Annotated region listings:
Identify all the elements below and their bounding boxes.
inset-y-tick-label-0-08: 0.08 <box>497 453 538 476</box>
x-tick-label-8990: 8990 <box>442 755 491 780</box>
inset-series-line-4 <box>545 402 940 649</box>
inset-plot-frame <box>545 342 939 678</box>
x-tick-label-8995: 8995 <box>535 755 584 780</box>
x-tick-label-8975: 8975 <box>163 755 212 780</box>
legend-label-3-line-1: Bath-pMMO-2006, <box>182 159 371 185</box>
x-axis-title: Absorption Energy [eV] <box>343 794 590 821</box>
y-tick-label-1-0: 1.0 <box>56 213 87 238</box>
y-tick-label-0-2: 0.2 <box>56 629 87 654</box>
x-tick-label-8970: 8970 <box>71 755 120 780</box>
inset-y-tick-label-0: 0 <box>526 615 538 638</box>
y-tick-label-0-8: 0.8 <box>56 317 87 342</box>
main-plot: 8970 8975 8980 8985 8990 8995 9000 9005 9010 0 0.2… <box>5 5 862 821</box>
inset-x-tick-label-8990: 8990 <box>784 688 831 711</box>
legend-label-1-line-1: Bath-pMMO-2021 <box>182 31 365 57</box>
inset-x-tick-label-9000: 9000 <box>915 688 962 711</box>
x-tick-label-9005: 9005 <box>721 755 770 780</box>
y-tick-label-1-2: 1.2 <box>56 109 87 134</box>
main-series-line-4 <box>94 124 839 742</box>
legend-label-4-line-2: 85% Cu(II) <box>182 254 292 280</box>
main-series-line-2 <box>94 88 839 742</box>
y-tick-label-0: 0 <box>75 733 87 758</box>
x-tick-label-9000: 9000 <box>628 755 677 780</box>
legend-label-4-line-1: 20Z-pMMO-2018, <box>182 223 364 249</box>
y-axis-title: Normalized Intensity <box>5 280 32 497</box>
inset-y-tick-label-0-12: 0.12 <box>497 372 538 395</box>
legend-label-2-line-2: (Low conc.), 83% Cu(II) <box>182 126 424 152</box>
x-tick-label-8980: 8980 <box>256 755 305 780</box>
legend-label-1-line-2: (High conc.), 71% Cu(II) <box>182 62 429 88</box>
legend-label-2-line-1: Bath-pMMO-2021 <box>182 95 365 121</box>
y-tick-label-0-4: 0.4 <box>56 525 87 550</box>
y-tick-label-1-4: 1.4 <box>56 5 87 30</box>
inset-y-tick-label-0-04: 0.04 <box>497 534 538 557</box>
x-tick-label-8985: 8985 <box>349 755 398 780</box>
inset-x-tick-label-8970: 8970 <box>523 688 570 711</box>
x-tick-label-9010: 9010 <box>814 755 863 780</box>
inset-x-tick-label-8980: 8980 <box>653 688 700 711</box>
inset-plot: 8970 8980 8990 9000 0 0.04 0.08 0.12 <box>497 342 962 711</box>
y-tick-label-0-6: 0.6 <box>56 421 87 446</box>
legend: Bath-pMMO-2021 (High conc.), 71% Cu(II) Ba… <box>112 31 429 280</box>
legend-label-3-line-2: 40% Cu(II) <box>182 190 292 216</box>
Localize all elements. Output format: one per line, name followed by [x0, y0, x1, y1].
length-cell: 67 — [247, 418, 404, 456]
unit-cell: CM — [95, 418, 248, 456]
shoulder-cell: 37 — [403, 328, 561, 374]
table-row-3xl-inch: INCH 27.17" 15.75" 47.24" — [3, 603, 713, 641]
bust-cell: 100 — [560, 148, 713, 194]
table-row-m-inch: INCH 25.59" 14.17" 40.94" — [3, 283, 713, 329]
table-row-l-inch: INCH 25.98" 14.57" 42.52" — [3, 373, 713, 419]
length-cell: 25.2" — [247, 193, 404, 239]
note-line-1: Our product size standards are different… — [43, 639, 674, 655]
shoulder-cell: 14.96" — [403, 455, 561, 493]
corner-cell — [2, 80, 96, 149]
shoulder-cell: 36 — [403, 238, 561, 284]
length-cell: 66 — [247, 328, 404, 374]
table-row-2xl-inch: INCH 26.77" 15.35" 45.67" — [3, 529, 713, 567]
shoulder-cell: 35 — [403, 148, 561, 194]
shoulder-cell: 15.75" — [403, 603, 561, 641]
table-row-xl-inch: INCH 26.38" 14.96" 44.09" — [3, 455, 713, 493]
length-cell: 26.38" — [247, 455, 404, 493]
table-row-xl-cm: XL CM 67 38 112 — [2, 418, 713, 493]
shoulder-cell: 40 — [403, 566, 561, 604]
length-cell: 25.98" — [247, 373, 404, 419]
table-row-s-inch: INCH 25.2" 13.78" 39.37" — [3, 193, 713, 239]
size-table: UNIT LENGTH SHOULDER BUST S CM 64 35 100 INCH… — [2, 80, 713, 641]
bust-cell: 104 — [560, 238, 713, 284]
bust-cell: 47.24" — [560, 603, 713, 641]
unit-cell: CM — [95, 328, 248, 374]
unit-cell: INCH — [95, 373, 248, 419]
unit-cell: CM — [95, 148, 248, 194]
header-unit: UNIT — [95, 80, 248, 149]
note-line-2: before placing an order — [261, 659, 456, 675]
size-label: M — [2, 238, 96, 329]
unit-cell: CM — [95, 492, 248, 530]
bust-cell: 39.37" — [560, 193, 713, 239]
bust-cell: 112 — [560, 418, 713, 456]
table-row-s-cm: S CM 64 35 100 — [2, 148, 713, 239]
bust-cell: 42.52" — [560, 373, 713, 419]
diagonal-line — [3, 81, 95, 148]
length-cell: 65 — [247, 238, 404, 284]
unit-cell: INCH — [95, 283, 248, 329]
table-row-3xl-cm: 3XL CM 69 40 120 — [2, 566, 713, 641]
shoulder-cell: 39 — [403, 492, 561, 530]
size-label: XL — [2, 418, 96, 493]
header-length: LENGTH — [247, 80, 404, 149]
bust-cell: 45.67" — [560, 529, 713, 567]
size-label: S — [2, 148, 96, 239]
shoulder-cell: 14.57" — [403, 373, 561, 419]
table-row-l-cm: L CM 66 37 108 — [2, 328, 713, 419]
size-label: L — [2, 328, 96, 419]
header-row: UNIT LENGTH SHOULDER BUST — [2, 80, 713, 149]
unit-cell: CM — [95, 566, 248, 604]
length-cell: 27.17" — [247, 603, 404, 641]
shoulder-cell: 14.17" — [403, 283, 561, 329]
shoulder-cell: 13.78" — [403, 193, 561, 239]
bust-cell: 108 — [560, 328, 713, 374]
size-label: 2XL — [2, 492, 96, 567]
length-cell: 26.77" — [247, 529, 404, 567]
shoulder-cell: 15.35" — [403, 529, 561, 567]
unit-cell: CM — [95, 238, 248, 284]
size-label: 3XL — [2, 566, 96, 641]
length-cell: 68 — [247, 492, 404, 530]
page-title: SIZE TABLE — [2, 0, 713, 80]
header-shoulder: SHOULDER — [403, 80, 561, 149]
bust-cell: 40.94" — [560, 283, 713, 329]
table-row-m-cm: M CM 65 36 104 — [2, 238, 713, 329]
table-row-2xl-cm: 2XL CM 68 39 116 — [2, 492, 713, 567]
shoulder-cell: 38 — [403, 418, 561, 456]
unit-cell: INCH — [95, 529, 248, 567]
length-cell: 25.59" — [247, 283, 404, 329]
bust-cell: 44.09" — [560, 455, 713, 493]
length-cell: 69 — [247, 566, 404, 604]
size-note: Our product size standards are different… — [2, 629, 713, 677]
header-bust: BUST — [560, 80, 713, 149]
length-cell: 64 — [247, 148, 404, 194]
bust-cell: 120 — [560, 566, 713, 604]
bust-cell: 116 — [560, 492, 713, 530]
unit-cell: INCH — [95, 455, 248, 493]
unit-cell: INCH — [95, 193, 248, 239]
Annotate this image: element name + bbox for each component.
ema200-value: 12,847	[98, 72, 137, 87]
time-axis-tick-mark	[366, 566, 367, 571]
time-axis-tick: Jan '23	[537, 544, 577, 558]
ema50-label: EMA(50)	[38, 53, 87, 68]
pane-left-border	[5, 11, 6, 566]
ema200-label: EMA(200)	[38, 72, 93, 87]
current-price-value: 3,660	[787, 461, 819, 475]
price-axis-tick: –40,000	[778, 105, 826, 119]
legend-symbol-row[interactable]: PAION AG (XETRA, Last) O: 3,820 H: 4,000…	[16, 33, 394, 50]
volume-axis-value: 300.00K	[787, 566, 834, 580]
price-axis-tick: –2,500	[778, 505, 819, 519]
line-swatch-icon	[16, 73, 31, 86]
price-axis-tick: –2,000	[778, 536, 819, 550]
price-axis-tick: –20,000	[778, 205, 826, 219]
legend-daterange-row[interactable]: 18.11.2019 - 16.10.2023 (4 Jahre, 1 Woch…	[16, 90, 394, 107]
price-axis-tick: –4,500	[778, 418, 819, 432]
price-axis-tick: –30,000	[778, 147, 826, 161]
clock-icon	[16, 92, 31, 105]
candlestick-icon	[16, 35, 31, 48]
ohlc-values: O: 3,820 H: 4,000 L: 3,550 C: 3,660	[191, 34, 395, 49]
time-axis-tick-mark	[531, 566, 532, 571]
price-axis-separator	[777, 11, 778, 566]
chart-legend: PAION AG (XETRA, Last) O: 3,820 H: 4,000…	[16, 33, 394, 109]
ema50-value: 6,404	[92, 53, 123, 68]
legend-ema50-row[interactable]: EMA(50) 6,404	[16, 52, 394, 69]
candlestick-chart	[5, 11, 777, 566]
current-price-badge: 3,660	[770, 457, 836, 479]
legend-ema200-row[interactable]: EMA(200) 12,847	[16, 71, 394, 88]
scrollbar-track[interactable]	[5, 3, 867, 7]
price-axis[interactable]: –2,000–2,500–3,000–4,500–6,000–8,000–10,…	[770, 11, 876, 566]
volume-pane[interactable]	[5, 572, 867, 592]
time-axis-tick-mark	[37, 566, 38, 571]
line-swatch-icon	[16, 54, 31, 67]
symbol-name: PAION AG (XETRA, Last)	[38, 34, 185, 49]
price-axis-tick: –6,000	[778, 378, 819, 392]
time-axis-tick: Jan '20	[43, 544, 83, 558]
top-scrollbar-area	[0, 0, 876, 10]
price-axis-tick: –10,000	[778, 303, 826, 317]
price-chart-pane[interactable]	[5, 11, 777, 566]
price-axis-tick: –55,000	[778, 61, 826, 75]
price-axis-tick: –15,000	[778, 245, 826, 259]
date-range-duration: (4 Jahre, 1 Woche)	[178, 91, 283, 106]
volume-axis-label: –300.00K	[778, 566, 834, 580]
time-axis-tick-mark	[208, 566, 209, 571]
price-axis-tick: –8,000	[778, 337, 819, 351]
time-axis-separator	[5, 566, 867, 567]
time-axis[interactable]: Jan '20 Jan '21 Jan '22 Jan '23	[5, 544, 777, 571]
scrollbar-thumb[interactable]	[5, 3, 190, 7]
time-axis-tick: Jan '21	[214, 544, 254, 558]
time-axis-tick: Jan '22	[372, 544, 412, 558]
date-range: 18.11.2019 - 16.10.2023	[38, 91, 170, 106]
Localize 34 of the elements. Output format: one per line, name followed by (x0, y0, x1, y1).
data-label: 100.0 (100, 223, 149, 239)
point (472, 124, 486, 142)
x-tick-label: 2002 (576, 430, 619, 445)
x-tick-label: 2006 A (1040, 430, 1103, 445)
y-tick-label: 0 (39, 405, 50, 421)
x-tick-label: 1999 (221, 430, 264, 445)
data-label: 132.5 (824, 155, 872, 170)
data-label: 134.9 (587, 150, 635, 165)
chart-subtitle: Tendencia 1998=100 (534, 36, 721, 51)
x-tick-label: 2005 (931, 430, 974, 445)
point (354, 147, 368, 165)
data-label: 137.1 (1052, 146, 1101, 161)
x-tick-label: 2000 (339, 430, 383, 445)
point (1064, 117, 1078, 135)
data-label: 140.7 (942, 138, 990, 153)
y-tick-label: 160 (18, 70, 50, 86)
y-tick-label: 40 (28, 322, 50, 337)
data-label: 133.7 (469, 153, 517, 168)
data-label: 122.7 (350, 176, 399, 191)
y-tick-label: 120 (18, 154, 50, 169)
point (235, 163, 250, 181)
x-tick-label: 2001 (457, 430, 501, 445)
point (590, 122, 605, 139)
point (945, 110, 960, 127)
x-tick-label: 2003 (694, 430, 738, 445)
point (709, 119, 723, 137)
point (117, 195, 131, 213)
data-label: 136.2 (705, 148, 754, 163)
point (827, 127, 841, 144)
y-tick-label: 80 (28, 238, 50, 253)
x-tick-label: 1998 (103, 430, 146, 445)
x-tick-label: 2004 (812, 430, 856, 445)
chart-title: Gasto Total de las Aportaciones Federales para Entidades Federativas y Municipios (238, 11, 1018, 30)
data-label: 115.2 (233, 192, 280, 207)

REQUIREMENTS: Write out the records from the start through the line containing "legend-label-1-line-2: (High conc.), 71%", word for word, with both ends included.

EXPECTED OUTPUT:
Identify all the elements below and their bounding boxes.
inset-y-tick-label-0-08: 0.08 <box>497 453 538 476</box>
x-tick-label-8990: 8990 <box>442 755 491 780</box>
inset-series-line-4 <box>545 402 940 649</box>
inset-plot-frame <box>545 342 939 678</box>
x-tick-label-8995: 8995 <box>535 755 584 780</box>
x-tick-label-8975: 8975 <box>163 755 212 780</box>
legend-label-3-line-1: Bath-pMMO-2006, <box>182 159 371 185</box>
x-axis-title: Absorption Energy [eV] <box>343 794 590 821</box>
y-tick-label-1-0: 1.0 <box>56 213 87 238</box>
y-tick-label-0-2: 0.2 <box>56 629 87 654</box>
x-tick-label-8970: 8970 <box>71 755 120 780</box>
inset-y-tick-label-0: 0 <box>526 615 538 638</box>
y-tick-label-0-8: 0.8 <box>56 317 87 342</box>
main-plot: 8970 8975 8980 8985 8990 8995 9000 9005 9010 0 0.2… <box>5 5 862 821</box>
inset-x-tick-label-8990: 8990 <box>784 688 831 711</box>
legend-label-1-line-1: Bath-pMMO-2021 <box>182 31 365 57</box>
inset-x-tick-label-9000: 9000 <box>915 688 962 711</box>
x-tick-label-9005: 9005 <box>721 755 770 780</box>
y-tick-label-1-2: 1.2 <box>56 109 87 134</box>
main-series-line-4 <box>94 124 839 742</box>
legend-label-4-line-2: 85% Cu(II) <box>182 254 292 280</box>
main-series-line-2 <box>94 88 839 742</box>
y-tick-label-0: 0 <box>75 733 87 758</box>
x-tick-label-9000: 9000 <box>628 755 677 780</box>
legend-label-4-line-1: 20Z-pMMO-2018, <box>182 223 364 249</box>
y-axis-title: Normalized Intensity <box>5 280 32 497</box>
inset-y-tick-label-0-12: 0.12 <box>497 372 538 395</box>
legend-label-2-line-2: (Low conc.), 83% Cu(II) <box>182 126 424 152</box>
x-tick-label-8980: 8980 <box>256 755 305 780</box>
legend-label-1-line-2: (High conc.), 71% Cu(II) <box>182 62 429 88</box>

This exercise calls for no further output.